>>>
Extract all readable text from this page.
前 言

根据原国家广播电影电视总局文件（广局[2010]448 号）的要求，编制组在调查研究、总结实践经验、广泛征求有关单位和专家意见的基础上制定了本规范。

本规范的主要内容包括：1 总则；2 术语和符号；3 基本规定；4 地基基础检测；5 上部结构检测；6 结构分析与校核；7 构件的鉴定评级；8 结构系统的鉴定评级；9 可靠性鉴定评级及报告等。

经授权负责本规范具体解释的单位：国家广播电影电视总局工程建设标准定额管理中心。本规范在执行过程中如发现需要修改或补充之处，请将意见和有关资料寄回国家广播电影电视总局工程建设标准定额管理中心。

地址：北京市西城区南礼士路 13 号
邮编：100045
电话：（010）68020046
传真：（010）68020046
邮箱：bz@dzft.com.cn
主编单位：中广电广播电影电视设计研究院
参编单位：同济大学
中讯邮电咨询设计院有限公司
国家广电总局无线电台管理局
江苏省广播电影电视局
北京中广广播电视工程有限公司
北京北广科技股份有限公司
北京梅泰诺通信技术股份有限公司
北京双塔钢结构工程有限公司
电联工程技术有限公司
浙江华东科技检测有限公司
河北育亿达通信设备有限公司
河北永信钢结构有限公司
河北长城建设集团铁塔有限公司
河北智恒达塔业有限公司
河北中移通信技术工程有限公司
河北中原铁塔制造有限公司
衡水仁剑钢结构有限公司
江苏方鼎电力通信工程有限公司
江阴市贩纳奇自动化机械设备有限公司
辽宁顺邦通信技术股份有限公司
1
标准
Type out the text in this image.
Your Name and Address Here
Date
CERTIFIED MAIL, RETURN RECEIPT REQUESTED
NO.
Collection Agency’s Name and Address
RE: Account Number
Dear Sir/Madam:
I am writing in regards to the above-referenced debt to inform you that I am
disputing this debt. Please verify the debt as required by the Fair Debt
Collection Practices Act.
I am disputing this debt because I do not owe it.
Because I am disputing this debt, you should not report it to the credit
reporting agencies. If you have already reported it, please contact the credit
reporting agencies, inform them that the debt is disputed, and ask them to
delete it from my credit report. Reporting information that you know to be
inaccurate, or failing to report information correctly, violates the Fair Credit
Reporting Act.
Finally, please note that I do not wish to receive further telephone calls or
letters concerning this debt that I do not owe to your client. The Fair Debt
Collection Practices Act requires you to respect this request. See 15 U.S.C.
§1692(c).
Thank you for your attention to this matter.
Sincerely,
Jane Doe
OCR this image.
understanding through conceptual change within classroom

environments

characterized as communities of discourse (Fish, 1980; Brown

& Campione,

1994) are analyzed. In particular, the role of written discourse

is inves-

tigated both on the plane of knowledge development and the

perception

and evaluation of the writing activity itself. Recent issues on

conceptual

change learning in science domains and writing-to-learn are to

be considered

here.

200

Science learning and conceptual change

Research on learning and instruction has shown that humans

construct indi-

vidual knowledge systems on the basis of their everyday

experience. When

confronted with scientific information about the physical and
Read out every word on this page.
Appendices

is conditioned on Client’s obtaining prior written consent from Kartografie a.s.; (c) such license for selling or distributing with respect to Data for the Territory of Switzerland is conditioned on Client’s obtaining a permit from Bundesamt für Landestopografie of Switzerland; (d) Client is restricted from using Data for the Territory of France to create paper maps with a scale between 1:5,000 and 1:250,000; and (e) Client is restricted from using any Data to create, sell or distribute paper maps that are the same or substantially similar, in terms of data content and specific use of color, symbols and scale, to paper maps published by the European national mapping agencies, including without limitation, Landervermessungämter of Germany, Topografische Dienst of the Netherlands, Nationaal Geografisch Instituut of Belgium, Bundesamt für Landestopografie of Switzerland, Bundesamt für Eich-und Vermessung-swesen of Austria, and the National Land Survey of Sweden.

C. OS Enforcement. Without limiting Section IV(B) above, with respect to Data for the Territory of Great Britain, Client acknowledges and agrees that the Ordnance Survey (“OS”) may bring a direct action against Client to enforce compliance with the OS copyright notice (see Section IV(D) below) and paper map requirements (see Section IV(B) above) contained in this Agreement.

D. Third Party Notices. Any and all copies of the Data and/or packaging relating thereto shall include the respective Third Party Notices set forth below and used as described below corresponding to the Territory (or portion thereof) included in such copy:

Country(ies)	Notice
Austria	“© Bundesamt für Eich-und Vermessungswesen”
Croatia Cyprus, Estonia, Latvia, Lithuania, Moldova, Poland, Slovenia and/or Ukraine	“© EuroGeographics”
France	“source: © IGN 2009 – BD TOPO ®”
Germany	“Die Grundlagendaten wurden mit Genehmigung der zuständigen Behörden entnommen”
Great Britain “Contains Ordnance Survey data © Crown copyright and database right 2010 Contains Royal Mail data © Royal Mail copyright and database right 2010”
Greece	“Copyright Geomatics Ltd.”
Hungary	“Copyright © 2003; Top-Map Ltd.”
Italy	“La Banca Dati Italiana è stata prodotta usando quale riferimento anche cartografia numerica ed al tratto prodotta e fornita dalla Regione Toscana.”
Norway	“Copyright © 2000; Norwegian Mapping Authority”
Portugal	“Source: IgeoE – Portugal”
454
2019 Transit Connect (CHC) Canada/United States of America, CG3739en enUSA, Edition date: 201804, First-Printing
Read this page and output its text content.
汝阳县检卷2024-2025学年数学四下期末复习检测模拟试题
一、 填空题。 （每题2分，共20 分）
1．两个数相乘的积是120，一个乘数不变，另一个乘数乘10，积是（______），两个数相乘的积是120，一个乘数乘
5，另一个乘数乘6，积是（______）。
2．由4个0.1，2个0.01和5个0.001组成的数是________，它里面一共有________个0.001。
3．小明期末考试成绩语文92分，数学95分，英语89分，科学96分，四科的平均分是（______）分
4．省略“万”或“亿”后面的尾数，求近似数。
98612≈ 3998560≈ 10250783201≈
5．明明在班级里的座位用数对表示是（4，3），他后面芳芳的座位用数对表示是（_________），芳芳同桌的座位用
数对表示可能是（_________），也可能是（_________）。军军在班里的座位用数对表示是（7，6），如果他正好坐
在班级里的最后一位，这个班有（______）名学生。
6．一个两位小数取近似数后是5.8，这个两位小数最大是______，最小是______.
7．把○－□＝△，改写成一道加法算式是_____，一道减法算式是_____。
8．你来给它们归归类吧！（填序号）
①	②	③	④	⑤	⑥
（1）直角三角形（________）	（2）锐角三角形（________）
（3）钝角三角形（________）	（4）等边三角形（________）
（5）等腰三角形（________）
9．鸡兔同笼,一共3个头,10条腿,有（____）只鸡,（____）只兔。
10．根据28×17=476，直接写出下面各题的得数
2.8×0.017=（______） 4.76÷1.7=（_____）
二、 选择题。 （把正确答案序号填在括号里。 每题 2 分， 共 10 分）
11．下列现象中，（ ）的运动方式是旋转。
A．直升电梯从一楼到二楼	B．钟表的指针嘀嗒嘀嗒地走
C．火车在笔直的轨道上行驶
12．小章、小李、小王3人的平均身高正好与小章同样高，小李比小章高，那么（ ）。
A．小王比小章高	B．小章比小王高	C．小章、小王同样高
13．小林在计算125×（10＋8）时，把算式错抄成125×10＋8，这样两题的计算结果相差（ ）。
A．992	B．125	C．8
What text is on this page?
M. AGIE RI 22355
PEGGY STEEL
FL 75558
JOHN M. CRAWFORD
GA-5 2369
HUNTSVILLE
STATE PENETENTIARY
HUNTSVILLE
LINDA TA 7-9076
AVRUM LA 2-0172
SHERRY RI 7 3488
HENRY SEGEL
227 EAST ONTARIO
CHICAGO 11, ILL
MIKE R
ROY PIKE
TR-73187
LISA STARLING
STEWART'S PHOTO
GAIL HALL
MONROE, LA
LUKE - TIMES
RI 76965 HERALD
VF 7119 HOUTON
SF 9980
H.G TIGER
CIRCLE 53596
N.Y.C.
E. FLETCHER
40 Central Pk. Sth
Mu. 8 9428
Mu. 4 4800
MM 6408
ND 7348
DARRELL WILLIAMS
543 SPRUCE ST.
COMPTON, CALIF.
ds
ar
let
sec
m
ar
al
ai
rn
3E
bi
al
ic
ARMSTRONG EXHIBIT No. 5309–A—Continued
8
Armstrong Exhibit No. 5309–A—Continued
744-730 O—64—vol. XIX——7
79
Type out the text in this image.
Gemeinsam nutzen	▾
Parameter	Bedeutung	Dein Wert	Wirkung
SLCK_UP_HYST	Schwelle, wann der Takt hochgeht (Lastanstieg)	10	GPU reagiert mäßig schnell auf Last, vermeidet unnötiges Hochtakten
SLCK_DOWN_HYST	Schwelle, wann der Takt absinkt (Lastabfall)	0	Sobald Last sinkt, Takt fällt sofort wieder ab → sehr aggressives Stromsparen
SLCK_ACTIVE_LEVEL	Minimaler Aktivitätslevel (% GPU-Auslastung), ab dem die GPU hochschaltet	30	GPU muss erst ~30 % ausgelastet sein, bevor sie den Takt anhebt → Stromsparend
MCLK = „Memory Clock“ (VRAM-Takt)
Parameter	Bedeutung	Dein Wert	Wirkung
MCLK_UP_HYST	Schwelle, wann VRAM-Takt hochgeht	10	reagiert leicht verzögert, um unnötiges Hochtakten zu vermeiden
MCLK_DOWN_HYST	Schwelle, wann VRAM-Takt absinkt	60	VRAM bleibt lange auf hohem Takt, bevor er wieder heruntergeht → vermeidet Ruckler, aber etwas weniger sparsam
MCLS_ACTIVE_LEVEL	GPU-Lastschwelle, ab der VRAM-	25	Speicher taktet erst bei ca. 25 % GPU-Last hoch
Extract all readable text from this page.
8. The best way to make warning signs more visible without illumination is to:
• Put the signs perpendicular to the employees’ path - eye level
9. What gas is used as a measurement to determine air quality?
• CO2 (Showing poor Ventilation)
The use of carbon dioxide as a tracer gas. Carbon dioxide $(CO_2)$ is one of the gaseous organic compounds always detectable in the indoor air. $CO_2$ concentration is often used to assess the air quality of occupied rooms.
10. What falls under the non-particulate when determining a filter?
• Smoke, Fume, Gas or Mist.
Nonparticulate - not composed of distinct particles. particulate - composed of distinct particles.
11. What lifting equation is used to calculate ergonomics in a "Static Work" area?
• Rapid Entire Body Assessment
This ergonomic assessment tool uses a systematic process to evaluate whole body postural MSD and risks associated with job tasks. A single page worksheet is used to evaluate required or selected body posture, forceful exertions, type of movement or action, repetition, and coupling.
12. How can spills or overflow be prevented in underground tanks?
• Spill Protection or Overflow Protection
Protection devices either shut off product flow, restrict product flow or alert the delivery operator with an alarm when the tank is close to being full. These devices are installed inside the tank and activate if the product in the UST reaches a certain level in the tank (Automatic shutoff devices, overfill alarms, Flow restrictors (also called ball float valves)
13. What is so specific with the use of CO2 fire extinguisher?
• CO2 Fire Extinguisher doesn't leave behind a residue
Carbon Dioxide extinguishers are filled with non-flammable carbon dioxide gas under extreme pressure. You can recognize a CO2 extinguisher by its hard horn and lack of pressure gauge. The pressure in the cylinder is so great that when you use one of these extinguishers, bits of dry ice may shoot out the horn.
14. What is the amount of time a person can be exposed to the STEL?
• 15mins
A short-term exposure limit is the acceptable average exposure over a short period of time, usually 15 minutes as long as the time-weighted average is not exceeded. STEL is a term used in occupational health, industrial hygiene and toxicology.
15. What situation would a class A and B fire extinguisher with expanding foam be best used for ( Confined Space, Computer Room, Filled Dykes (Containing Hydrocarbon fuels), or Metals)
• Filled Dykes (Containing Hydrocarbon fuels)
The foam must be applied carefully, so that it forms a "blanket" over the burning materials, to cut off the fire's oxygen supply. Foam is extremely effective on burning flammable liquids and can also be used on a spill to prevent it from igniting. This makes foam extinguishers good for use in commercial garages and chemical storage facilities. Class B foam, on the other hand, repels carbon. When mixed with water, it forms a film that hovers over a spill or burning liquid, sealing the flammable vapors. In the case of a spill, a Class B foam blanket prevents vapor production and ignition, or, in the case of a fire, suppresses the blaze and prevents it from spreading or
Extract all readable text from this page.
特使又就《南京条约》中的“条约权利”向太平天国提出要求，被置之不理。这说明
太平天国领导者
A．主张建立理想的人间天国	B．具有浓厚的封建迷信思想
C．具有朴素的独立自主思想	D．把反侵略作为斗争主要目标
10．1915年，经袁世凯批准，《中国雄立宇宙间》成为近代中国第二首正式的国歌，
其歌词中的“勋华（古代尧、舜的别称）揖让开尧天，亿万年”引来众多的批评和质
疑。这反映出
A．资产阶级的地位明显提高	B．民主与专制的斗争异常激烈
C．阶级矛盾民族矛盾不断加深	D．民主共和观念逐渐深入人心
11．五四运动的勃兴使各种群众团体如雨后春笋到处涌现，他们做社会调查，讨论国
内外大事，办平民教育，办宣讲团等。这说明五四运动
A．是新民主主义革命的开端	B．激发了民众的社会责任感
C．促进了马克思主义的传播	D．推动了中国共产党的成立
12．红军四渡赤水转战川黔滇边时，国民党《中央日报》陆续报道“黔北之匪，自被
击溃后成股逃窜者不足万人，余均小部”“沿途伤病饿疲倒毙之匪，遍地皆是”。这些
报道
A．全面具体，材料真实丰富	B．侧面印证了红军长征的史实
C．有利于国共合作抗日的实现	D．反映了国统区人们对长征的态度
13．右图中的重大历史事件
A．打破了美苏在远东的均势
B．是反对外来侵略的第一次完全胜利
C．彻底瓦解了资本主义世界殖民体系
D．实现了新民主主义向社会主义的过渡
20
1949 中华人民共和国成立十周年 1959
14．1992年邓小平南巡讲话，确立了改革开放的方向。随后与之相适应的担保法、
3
<<<
## Task directions
Copy all lines from the material that hold "reagiert".

## Output of the exercise
SLCK_UP_HYST	Schwelle, wann der Takt hochgeht (Lastanstieg)	10	GPU reagiert mäßig schnell auf Last, vermeidet unnötiges Hochtakten
MCLK_UP_HYST	Schwelle, wann VRAM-Takt hochgeht	10	reagiert leicht verzögert, um unnötiges Hochtakten zu vermeiden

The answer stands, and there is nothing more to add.